Wherever the word "color" appears in a line, extract that line.
'''
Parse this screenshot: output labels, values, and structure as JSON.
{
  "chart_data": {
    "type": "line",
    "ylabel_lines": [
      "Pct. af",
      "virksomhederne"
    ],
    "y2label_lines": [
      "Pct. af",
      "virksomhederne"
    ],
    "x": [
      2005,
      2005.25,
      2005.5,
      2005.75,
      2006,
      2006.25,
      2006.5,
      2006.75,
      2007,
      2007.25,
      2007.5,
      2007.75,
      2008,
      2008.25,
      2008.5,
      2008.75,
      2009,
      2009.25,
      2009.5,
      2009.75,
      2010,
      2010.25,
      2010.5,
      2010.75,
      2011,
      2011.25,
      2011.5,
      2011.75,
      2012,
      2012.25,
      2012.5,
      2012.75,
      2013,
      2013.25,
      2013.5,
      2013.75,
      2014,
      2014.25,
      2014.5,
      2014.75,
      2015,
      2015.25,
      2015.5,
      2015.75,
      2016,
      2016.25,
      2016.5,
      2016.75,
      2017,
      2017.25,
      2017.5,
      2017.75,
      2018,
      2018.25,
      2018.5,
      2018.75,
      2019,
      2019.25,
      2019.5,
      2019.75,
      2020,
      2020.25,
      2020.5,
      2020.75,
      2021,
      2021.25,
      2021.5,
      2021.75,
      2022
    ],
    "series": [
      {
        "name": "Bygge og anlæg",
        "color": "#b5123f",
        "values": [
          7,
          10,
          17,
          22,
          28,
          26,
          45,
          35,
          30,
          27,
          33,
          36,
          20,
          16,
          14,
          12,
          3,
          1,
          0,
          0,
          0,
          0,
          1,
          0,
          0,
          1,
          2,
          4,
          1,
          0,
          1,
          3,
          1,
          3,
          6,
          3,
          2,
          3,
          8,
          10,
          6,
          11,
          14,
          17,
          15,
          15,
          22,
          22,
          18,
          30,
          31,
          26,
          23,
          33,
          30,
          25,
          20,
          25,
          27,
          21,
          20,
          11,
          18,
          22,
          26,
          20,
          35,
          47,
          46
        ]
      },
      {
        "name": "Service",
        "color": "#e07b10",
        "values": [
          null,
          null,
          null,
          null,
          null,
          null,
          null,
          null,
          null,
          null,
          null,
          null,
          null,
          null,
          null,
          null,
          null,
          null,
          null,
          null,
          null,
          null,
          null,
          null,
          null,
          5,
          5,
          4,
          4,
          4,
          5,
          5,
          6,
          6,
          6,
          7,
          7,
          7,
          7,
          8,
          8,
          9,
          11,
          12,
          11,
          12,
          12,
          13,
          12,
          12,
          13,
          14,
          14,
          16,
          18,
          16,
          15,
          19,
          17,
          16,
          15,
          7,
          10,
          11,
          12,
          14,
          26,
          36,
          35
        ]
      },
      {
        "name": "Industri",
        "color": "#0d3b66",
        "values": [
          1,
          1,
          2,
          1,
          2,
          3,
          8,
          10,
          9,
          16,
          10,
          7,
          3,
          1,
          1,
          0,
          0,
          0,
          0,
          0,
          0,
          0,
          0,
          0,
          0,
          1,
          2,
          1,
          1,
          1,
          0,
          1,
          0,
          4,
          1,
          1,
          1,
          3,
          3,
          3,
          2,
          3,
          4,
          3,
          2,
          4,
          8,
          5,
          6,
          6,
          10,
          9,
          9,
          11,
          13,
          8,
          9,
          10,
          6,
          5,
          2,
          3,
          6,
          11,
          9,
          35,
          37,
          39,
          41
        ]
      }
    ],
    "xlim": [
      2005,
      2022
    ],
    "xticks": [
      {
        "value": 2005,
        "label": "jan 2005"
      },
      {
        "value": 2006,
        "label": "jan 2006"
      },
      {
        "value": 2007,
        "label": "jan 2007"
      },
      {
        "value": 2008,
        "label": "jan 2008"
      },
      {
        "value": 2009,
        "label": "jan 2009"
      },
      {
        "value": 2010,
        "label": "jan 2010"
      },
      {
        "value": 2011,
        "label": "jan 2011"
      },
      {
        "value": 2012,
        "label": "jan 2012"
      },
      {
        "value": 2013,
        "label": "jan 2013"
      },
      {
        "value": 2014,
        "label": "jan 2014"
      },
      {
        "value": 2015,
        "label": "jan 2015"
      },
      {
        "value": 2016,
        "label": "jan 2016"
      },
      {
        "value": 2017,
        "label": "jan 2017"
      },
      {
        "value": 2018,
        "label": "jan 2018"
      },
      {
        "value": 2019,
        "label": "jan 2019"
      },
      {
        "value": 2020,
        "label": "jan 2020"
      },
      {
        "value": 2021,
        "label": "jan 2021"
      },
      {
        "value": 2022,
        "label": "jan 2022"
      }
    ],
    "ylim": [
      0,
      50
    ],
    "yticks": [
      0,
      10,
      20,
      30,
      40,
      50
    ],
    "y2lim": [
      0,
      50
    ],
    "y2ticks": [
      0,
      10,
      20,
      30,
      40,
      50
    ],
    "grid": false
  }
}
'''
## IN RESPONSE:
        "color": "#b5123f",
        "color": "#e07b10",
        "color": "#0d3b66",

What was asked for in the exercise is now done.